Provided records.
BEGIN

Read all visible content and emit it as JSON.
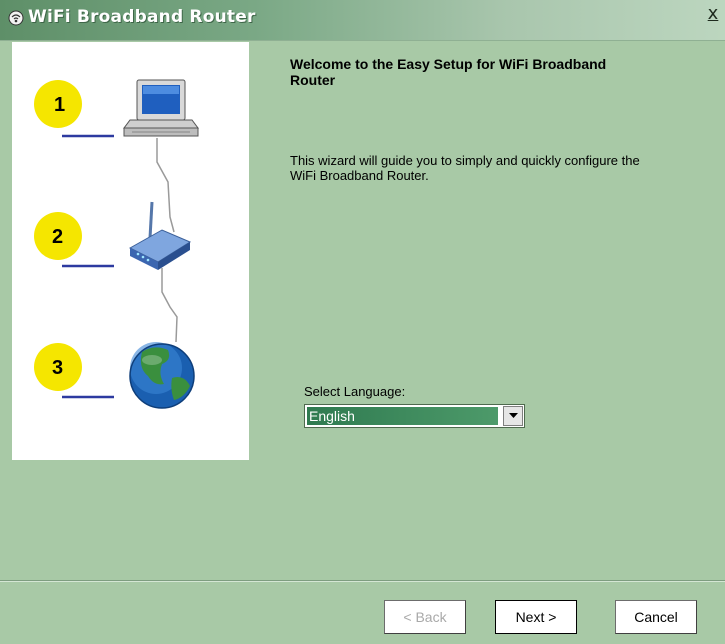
{
  "window": {
    "title": "WiFi Broadband Router",
    "close_label": "x"
  },
  "side_panel": {
    "steps": [
      {
        "number": "1",
        "device": "computer"
      },
      {
        "number": "2",
        "device": "router"
      },
      {
        "number": "3",
        "device": "globe"
      }
    ],
    "badge_color": "#f5e600"
  },
  "main": {
    "heading": "Welcome to the Easy Setup for WiFi Broadband Router",
    "description": "This wizard will guide you to simply and quickly configure the WiFi Broadband Router.",
    "language_label": "Select Language:",
    "language_value": "English"
  },
  "buttons": {
    "back": "< Back",
    "next": "Next >",
    "cancel": "Cancel"
  },
  "colors": {
    "background": "#a8c9a6",
    "selection": "#2f7a50"
  }
}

END

To be done. Repeat each line of the records above exactly, but do not copy the pictures.

Exercise solution.
Read all visible content and emit it as JSON.
{
  "window": {
    "title": "WiFi Broadband Router",
    "close_label": "x"
  },
  "side_panel": {
    "steps": [
      {
        "number": "1",
        "device": "computer"
      },
      {
        "number": "2",
        "device": "router"
      },
      {
        "number": "3",
        "device": "globe"
      }
    ],
    "badge_color": "#f5e600"
  },
  "main": {
    "heading": "Welcome to the Easy Setup for WiFi Broadband Router",
    "description": "This wizard will guide you to simply and quickly configure the WiFi Broadband Router.",
    "language_label": "Select Language:",
    "language_value": "English"
  },
  "buttons": {
    "back": "< Back",
    "next": "Next >",
    "cancel": "Cancel"
  },
  "colors": {
    "background": "#a8c9a6",
    "selection": "#2f7a50"
  }
}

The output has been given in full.